Brief: Work out how many lines of the material below mention the word "value"; reply with the number only.

BEGIN Record set

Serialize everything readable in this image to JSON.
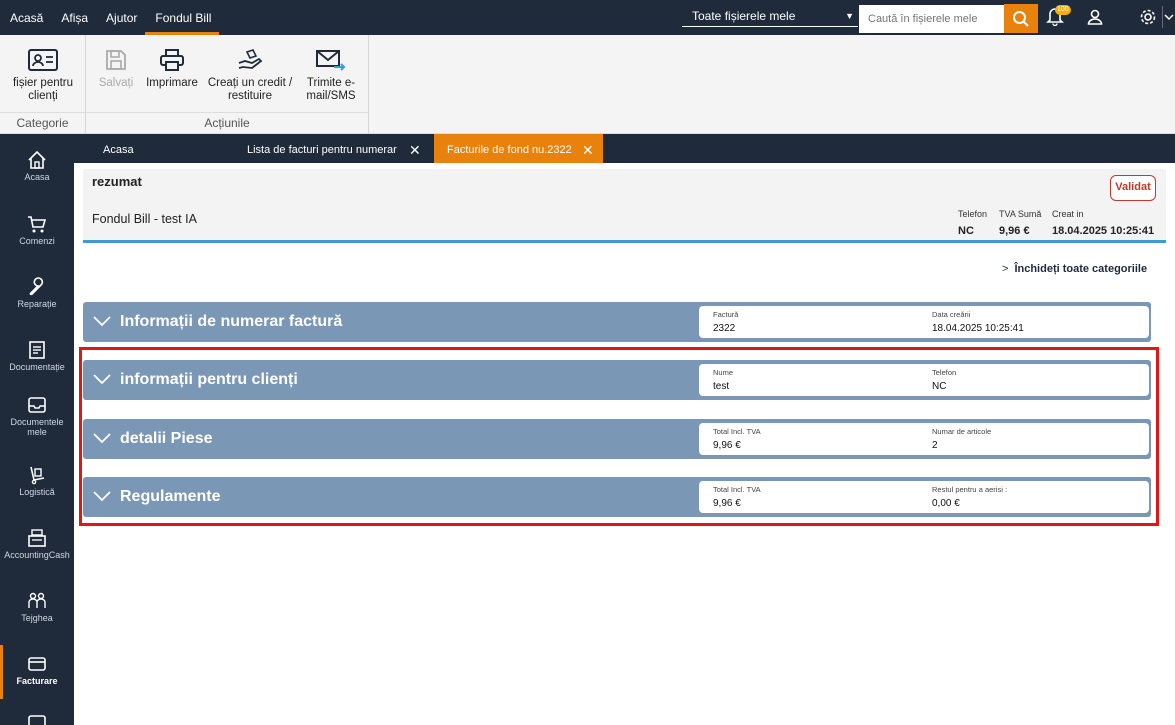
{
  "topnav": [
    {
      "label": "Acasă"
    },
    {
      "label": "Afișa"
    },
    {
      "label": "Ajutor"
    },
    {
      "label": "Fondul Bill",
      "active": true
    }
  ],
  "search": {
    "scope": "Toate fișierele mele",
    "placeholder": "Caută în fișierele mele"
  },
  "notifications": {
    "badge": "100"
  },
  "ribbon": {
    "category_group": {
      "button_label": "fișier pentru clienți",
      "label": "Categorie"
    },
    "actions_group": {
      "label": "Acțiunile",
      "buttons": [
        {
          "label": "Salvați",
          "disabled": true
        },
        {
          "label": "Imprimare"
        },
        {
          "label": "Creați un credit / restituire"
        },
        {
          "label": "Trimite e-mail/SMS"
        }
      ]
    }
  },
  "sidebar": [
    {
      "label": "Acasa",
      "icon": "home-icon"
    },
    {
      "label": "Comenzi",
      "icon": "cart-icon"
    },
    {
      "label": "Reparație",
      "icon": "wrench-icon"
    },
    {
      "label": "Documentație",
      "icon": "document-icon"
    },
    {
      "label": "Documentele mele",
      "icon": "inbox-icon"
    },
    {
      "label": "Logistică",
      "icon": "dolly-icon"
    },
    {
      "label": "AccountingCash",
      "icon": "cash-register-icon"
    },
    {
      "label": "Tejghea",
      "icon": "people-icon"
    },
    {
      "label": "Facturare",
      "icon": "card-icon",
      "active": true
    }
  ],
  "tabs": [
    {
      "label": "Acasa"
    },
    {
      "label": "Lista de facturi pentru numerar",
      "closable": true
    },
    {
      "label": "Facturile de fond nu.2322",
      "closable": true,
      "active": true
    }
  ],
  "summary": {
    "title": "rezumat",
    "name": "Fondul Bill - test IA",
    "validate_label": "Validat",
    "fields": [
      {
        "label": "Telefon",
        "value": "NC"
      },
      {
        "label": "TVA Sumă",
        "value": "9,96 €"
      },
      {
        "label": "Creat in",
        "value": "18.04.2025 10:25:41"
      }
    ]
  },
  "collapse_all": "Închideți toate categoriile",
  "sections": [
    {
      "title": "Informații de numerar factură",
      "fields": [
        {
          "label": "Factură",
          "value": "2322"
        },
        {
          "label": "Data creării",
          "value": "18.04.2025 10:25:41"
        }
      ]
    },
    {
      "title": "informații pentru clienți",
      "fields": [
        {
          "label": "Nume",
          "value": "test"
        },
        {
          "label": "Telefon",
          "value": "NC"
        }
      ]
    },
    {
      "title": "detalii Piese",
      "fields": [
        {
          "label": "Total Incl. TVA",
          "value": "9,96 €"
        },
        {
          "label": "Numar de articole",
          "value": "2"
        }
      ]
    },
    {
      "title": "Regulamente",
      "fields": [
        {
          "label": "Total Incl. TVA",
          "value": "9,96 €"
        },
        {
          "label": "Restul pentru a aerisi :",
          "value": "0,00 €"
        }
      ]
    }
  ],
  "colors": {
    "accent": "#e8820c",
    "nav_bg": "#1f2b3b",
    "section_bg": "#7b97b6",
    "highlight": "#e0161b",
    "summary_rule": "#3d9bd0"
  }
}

END Record set
BEGIN Record set

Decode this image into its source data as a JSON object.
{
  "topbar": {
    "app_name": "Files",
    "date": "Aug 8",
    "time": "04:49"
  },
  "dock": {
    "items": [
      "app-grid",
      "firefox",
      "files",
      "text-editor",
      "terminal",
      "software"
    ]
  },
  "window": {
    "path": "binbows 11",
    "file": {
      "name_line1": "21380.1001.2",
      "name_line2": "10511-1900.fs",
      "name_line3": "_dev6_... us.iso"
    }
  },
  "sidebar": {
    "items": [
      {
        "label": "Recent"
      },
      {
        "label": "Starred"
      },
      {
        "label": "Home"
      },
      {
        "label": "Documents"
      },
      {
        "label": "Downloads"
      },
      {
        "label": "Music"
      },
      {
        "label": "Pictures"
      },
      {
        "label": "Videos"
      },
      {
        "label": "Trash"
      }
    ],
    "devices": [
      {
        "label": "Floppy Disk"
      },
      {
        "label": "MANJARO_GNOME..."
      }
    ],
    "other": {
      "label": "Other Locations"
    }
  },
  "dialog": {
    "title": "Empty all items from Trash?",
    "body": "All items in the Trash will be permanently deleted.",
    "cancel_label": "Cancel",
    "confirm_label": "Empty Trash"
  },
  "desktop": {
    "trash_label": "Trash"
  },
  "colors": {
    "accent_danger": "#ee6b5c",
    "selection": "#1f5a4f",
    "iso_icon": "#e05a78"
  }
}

END Record set

Response: 11